Set task — Without the pictures, return each record as it appears.

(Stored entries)
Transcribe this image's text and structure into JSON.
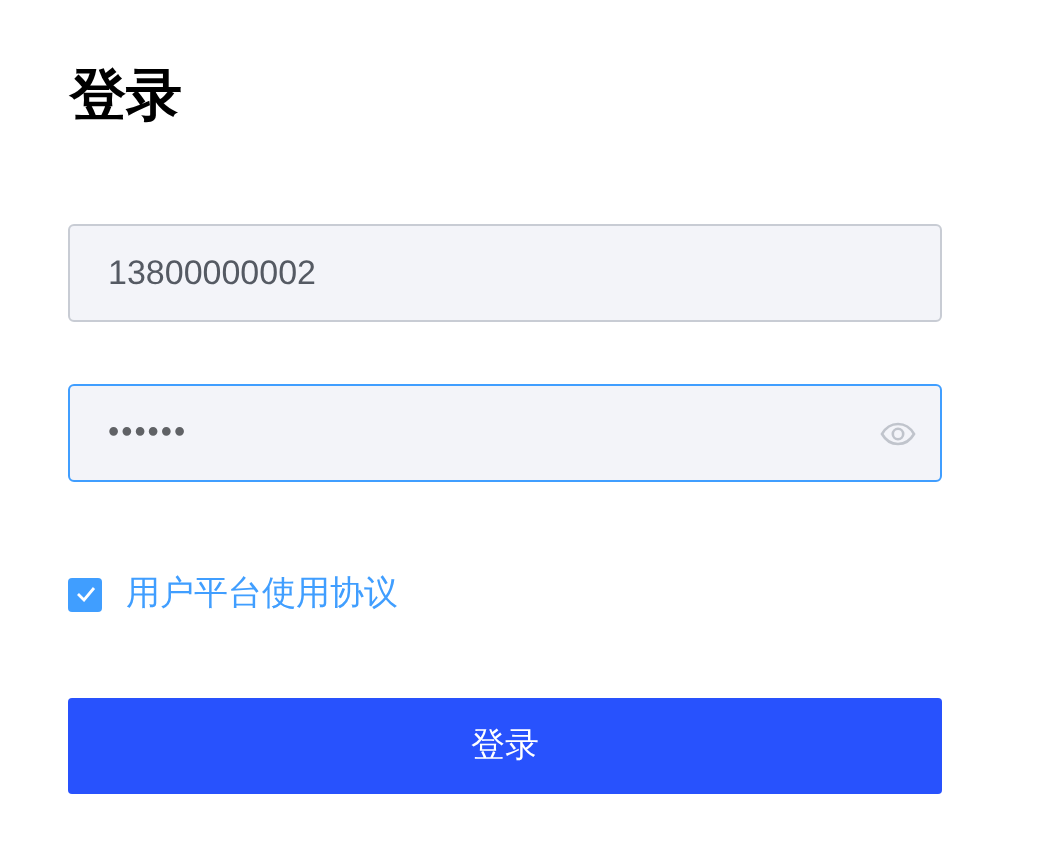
{
  "title": "登录",
  "fields": [
    {
      "kind": "text",
      "value": "13800000002",
      "focused": false
    },
    {
      "kind": "password",
      "value": "••••••",
      "focused": true
    }
  ],
  "agreement": {
    "checked": true,
    "label": "用户平台使用协议"
  },
  "submit": "登录"
}
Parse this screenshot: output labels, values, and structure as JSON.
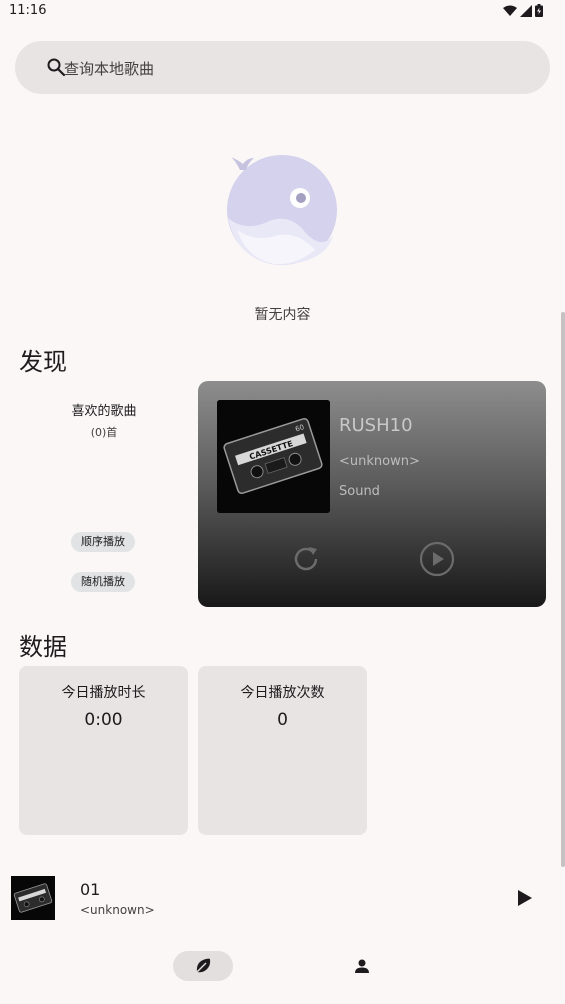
{
  "status_bar": {
    "time": "11:16"
  },
  "search": {
    "placeholder": "查询本地歌曲"
  },
  "empty_state": {
    "text": "暂无内容"
  },
  "discover": {
    "title": "发现",
    "favorites": {
      "title": "喜欢的歌曲",
      "count": "(0)首",
      "sequential_label": "顺序播放",
      "shuffle_label": "随机播放"
    },
    "player_card": {
      "title": "RUSH10",
      "artist": "<unknown>",
      "album": "Sound",
      "album_art_text": "CASSETTE",
      "album_art_number": "60"
    }
  },
  "stats": {
    "title": "数据",
    "play_time": {
      "label": "今日播放时长",
      "value": "0:00"
    },
    "play_count": {
      "label": "今日播放次数",
      "value": "0"
    }
  },
  "mini_player": {
    "title": "01",
    "artist": "<unknown>"
  },
  "colors": {
    "background": "#faf7f6",
    "surface": "#e8e4e3",
    "illustration": "#d4d2ec"
  },
  "icons": {
    "search": "search-icon",
    "repeat": "repeat-icon",
    "play": "play-circle-icon",
    "home": "leaf-icon",
    "profile": "person-icon"
  }
}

Solution for this problem —
Transcribe this image's text and structure into JSON.
{
  "title": "登录",
  "fields": [
    {
      "kind": "text",
      "value": "13800000002",
      "focused": false
    },
    {
      "kind": "password",
      "value": "••••••",
      "focused": true
    }
  ],
  "agreement": {
    "checked": true,
    "label": "用户平台使用协议"
  },
  "submit": "登录"
}
Parse this screenshot: output labels, values, and structure as JSON.
{
  "status_bar": {
    "time": "11:16"
  },
  "search": {
    "placeholder": "查询本地歌曲"
  },
  "empty_state": {
    "text": "暂无内容"
  },
  "discover": {
    "title": "发现",
    "favorites": {
      "title": "喜欢的歌曲",
      "count": "(0)首",
      "sequential_label": "顺序播放",
      "shuffle_label": "随机播放"
    },
    "player_card": {
      "title": "RUSH10",
      "artist": "<unknown>",
      "album": "Sound",
      "album_art_text": "CASSETTE",
      "album_art_number": "60"
    }
  },
  "stats": {
    "title": "数据",
    "play_time": {
      "label": "今日播放时长",
      "value": "0:00"
    },
    "play_count": {
      "label": "今日播放次数",
      "value": "0"
    }
  },
  "mini_player": {
    "title": "01",
    "artist": "<unknown>"
  },
  "colors": {
    "background": "#faf7f6",
    "surface": "#e8e4e3",
    "illustration": "#d4d2ec"
  },
  "icons": {
    "search": "search-icon",
    "repeat": "repeat-icon",
    "play": "play-circle-icon",
    "home": "leaf-icon",
    "profile": "person-icon"
  }
}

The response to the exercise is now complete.